• **What you need to do**: Output the full material exactly as it appears here.
====================
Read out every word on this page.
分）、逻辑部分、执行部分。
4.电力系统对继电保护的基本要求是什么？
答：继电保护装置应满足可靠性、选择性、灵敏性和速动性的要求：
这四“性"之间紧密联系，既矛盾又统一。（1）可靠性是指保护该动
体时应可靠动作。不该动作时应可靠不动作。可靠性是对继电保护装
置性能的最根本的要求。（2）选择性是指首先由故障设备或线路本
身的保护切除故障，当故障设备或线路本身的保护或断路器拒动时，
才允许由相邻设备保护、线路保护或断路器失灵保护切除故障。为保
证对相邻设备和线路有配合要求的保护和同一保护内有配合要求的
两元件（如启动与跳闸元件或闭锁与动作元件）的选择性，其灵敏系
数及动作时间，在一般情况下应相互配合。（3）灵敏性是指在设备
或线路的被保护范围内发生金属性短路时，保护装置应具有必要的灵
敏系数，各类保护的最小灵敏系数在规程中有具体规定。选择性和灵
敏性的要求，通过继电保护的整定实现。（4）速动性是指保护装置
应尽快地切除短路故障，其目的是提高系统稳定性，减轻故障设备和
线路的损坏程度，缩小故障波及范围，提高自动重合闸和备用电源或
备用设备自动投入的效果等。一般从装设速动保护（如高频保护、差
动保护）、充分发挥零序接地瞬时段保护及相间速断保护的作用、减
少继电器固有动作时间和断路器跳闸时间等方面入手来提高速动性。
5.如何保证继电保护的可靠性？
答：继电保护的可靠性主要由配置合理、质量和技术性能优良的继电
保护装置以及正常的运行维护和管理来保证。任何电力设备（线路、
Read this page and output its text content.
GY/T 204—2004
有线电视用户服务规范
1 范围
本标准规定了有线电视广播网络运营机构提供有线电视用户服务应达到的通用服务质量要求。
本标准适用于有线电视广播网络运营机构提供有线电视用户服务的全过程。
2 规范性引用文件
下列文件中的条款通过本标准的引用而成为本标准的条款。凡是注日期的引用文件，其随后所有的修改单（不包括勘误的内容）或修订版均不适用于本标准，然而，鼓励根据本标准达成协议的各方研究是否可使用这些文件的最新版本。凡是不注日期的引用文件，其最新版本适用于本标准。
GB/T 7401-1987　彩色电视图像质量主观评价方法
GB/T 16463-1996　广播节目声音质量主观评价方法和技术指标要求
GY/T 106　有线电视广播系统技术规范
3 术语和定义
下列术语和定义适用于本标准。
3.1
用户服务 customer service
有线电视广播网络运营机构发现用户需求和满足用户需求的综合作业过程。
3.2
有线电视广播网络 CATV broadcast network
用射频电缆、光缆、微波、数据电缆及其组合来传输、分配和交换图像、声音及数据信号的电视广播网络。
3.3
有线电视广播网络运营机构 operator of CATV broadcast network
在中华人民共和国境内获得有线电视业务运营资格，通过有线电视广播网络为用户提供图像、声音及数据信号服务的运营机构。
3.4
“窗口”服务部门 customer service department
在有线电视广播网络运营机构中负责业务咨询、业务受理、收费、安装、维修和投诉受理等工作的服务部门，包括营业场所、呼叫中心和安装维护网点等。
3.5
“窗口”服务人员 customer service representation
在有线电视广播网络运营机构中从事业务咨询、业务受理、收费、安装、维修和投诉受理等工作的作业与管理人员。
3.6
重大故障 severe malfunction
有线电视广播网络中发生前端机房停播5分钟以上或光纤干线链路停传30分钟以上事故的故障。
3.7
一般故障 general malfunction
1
====================
• **Complete answer**:
Read out every word on this page.
分）、逻辑部分、执行部分。
4.电力系统对继电保护的基本要求是什么？
答：继电保护装置应满足可靠性、选择性、灵敏性和速动性的要求：
这四“性"之间紧密联系，既矛盾又统一。（1）可靠性是指保护该动
体时应可靠动作。不该动作时应可靠不动作。可靠性是对继电保护装
置性能的最根本的要求。（2）选择性是指首先由故障设备或线路本
身的保护切除故障，当故障设备或线路本身的保护或断路器拒动时，
才允许由相邻设备保护、线路保护或断路器失灵保护切除故障。为保
证对相邻设备和线路有配合要求的保护和同一保护内有配合要求的
两元件（如启动与跳闸元件或闭锁与动作元件）的选择性，其灵敏系
数及动作时间，在一般情况下应相互配合。（3）灵敏性是指在设备
或线路的被保护范围内发生金属性短路时，保护装置应具有必要的灵
敏系数，各类保护的最小灵敏系数在规程中有具体规定。选择性和灵
敏性的要求，通过继电保护的整定实现。（4）速动性是指保护装置
应尽快地切除短路故障，其目的是提高系统稳定性，减轻故障设备和
线路的损坏程度，缩小故障波及范围，提高自动重合闸和备用电源或
备用设备自动投入的效果等。一般从装设速动保护（如高频保护、差
动保护）、充分发挥零序接地瞬时段保护及相间速断保护的作用、减
少继电器固有动作时间和断路器跳闸时间等方面入手来提高速动性。
5.如何保证继电保护的可靠性？
答：继电保护的可靠性主要由配置合理、质量和技术性能优良的继电
保护装置以及正常的运行维护和管理来保证。任何电力设备（线路、
Read this page and output its text content.
GY/T 204—2004
有线电视用户服务规范
1 范围
本标准规定了有线电视广播网络运营机构提供有线电视用户服务应达到的通用服务质量要求。
本标准适用于有线电视广播网络运营机构提供有线电视用户服务的全过程。
2 规范性引用文件
下列文件中的条款通过本标准的引用而成为本标准的条款。凡是注日期的引用文件，其随后所有的修改单（不包括勘误的内容）或修订版均不适用于本标准，然而，鼓励根据本标准达成协议的各方研究是否可使用这些文件的最新版本。凡是不注日期的引用文件，其最新版本适用于本标准。
GB/T 7401-1987　彩色电视图像质量主观评价方法
GB/T 16463-1996　广播节目声音质量主观评价方法和技术指标要求
GY/T 106　有线电视广播系统技术规范
3 术语和定义
下列术语和定义适用于本标准。
3.1
用户服务 customer service
有线电视广播网络运营机构发现用户需求和满足用户需求的综合作业过程。
3.2
有线电视广播网络 CATV broadcast network
用射频电缆、光缆、微波、数据电缆及其组合来传输、分配和交换图像、声音及数据信号的电视广播网络。
3.3
有线电视广播网络运营机构 operator of CATV broadcast network
在中华人民共和国境内获得有线电视业务运营资格，通过有线电视广播网络为用户提供图像、声音及数据信号服务的运营机构。
3.4
“窗口”服务部门 customer service department
在有线电视广播网络运营机构中负责业务咨询、业务受理、收费、安装、维修和投诉受理等工作的服务部门，包括营业场所、呼叫中心和安装维护网点等。
3.5
“窗口”服务人员 customer service representation
在有线电视广播网络运营机构中从事业务咨询、业务受理、收费、安装、维修和投诉受理等工作的作业与管理人员。
3.6
重大故障 severe malfunction
有线电视广播网络中发生前端机房停播5分钟以上或光纤干线链路停传30分钟以上事故的故障。
3.7
一般故障 general malfunction
1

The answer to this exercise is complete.